## Material for the task
━━━━━━━━━━
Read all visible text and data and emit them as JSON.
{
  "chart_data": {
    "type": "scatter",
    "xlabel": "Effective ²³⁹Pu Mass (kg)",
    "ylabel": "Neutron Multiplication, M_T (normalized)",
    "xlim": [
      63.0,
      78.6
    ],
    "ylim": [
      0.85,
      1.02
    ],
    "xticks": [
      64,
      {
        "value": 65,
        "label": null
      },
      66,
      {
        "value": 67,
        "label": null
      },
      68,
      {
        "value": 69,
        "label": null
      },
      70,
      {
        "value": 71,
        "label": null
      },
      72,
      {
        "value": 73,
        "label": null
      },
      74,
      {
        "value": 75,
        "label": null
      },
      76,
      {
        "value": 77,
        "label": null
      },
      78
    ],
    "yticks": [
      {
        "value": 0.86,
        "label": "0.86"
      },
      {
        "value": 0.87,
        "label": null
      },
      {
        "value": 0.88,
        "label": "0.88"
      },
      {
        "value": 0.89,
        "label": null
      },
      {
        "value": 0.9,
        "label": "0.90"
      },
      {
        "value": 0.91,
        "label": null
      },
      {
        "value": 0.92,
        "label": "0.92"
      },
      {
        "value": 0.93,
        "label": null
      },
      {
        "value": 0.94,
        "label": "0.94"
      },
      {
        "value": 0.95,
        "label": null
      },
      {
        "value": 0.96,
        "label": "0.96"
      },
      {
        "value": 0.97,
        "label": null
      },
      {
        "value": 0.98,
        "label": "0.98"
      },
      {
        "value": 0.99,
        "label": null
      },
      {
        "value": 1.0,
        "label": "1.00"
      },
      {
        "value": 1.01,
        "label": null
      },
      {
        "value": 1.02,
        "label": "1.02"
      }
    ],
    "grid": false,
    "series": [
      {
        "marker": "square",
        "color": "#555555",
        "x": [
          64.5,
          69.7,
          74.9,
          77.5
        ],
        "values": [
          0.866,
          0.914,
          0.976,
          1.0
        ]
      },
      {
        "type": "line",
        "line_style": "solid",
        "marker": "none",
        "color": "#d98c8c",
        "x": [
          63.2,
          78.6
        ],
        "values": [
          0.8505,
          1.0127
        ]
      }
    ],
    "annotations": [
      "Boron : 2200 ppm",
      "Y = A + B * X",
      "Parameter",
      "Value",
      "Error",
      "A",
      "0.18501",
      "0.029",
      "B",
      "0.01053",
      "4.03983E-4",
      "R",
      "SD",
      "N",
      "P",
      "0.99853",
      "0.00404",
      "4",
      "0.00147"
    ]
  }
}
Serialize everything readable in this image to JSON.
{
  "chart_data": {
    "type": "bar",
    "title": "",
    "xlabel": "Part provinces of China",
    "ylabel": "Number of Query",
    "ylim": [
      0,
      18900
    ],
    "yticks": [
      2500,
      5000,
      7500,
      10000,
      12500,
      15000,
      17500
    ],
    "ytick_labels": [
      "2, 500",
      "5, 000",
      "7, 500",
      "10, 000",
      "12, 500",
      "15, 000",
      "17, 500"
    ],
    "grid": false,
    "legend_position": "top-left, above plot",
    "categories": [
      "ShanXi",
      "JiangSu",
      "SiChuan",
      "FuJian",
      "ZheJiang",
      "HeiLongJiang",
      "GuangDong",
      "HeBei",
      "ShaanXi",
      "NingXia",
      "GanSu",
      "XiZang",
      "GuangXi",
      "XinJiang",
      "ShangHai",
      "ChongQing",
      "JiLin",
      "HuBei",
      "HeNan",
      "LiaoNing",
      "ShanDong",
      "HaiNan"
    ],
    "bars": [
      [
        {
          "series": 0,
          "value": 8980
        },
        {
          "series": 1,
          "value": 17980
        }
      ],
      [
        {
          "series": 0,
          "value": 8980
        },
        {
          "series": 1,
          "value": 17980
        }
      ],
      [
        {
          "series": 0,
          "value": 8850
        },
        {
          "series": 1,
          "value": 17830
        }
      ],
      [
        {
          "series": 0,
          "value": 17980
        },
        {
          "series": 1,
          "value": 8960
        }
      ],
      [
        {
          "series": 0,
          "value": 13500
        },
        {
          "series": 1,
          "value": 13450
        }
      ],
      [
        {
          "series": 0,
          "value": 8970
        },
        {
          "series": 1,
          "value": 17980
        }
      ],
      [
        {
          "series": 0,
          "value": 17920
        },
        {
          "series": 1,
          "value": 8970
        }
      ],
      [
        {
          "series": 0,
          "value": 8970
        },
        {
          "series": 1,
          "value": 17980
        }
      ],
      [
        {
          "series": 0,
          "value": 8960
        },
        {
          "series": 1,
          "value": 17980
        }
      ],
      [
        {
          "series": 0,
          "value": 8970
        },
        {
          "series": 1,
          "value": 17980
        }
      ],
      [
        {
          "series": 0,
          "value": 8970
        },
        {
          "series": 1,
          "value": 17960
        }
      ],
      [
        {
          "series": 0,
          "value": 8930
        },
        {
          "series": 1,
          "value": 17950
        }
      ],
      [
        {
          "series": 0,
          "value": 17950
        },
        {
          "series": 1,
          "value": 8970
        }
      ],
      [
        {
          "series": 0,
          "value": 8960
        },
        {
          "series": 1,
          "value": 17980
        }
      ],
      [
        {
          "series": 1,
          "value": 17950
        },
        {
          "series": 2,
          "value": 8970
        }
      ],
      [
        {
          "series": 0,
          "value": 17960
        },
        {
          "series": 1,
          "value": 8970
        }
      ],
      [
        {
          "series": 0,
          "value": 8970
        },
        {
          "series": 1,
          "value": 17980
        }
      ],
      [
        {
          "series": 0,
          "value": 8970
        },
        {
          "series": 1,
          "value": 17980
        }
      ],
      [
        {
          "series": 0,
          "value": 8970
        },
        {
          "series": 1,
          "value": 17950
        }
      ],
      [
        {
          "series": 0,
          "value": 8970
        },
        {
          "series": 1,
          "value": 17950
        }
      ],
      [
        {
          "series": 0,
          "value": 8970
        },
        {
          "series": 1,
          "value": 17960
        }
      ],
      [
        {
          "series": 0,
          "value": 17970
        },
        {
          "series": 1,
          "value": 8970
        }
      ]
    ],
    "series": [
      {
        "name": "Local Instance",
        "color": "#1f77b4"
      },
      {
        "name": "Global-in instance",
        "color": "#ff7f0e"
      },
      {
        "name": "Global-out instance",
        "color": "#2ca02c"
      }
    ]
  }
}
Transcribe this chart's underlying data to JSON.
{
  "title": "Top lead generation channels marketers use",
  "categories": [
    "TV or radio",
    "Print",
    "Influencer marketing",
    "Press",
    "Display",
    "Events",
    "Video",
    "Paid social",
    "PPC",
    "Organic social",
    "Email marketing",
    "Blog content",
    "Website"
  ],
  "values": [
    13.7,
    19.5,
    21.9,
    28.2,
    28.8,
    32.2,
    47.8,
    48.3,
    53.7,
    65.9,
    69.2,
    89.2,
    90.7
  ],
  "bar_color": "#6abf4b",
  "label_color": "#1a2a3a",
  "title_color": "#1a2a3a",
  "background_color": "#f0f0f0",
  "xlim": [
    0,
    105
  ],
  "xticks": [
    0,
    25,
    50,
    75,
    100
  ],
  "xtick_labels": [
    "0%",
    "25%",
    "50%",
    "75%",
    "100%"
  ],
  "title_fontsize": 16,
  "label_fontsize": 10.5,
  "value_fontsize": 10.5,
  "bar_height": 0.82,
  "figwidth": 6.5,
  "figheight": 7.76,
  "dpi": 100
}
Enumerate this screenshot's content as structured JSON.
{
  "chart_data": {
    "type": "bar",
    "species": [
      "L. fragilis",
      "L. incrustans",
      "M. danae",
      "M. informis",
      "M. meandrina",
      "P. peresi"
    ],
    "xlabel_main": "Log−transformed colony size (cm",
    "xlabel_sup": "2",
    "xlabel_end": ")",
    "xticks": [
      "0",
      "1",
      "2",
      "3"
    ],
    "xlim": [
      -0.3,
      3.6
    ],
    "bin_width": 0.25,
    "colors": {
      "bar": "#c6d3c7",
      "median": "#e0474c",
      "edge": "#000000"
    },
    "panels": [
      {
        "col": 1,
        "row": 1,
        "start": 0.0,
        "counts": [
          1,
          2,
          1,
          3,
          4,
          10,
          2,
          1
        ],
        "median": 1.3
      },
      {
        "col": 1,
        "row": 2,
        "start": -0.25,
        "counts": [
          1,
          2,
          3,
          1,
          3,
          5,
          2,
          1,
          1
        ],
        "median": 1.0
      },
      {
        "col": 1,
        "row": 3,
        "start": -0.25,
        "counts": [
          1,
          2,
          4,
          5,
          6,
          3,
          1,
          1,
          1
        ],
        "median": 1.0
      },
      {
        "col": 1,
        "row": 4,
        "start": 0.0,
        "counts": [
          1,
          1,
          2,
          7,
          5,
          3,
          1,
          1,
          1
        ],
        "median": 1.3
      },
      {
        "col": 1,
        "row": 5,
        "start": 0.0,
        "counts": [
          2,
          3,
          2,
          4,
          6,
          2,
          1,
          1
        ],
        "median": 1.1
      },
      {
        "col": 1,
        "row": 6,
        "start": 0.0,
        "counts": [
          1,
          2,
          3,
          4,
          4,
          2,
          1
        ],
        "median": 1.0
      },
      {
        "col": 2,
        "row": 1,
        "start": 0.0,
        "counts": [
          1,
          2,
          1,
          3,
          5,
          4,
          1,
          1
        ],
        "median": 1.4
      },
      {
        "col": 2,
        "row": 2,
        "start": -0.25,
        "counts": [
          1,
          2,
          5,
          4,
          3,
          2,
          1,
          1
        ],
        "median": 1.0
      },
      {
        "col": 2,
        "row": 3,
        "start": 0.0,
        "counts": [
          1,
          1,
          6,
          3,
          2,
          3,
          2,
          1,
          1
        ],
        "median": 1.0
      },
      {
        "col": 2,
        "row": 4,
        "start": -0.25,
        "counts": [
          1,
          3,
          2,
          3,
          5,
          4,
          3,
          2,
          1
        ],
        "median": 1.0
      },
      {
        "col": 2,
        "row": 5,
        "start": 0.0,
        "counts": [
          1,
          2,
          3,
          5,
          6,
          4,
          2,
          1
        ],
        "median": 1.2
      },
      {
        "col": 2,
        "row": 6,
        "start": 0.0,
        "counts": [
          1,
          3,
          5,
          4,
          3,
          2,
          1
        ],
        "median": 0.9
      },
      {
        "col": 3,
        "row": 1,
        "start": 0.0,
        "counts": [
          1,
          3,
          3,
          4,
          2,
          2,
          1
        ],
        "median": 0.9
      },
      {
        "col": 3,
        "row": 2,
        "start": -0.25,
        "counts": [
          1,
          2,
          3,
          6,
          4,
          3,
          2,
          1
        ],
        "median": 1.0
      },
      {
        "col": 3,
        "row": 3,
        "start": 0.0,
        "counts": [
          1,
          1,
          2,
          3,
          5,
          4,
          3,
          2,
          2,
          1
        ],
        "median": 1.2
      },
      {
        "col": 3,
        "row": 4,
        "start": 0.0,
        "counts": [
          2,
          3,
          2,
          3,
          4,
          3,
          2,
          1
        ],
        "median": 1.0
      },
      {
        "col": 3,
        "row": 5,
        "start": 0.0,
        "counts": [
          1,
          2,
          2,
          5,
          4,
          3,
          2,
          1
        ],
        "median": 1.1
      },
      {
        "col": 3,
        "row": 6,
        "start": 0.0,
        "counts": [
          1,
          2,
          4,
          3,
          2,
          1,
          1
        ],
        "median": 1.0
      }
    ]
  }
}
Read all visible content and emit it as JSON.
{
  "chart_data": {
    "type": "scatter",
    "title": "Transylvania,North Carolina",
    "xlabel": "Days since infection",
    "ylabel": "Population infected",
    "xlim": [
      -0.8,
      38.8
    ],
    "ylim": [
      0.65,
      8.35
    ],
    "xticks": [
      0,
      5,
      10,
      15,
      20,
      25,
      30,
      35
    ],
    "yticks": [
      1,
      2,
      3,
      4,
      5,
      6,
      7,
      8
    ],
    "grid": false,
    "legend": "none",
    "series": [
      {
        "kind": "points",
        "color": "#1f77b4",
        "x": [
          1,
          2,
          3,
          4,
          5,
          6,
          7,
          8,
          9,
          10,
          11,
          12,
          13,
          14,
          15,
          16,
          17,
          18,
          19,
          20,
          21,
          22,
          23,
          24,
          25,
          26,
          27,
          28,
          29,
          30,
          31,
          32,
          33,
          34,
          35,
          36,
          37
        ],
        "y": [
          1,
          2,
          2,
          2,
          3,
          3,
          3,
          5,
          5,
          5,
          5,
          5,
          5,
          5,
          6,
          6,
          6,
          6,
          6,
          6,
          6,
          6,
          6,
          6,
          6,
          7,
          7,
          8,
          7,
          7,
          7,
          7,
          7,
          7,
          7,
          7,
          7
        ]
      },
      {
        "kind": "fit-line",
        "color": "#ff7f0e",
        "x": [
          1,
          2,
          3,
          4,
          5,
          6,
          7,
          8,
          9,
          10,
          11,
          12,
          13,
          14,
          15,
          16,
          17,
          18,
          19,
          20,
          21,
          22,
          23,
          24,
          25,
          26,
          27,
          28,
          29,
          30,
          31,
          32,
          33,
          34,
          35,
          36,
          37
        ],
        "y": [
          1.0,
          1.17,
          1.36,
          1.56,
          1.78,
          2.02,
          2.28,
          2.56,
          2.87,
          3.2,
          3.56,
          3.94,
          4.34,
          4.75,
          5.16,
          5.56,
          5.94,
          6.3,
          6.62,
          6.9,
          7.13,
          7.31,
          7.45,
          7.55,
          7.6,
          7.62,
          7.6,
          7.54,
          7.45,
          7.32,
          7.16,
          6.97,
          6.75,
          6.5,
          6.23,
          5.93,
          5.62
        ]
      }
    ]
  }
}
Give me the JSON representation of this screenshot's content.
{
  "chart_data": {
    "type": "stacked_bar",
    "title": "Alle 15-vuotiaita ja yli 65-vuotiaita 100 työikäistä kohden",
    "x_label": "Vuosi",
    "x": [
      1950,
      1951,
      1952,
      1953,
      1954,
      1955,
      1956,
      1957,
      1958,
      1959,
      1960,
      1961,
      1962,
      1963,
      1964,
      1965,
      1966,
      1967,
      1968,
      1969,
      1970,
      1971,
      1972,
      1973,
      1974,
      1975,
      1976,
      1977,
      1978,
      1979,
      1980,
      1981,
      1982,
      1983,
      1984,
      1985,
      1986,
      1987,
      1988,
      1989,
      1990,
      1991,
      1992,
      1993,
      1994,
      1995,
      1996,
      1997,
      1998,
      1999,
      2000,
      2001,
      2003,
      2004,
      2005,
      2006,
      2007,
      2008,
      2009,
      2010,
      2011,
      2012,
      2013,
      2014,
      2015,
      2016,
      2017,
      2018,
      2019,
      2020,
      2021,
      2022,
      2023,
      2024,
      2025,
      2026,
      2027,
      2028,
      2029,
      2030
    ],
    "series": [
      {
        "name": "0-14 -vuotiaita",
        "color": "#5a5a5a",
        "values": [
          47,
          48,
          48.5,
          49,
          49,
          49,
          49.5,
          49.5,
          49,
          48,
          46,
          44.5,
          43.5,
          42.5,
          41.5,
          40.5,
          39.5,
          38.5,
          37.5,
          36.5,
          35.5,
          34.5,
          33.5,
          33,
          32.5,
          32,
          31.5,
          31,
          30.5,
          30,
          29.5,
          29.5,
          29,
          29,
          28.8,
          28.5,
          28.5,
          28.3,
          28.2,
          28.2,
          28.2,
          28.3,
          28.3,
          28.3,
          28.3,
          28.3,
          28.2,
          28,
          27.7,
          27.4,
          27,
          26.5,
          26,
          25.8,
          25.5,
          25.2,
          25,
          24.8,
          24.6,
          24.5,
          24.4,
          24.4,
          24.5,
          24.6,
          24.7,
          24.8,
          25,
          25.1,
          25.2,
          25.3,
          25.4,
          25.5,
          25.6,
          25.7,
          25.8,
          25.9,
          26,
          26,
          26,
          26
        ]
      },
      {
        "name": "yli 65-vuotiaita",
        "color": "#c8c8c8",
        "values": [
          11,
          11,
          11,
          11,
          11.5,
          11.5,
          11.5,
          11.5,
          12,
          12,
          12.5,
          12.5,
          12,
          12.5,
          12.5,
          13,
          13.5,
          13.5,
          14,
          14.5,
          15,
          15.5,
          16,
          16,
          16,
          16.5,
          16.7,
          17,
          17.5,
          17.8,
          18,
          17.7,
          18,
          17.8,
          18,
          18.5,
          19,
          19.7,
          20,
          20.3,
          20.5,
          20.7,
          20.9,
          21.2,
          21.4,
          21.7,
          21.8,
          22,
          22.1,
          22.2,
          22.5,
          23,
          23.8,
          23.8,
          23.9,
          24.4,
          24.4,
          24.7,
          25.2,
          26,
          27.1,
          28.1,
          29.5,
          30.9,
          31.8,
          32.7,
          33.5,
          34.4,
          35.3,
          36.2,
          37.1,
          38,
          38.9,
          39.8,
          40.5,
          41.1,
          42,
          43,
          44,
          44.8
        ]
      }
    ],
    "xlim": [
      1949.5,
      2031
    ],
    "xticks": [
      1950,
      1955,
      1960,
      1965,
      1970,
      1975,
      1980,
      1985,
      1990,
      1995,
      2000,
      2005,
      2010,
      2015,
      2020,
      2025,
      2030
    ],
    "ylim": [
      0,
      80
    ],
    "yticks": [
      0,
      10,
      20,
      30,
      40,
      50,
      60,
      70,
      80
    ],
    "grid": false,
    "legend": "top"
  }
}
━━━━━━━━━━
## Problem to solve
Say how many lines of the data include the word "emit". Nothing other than the number should be given.

## Expected answer
2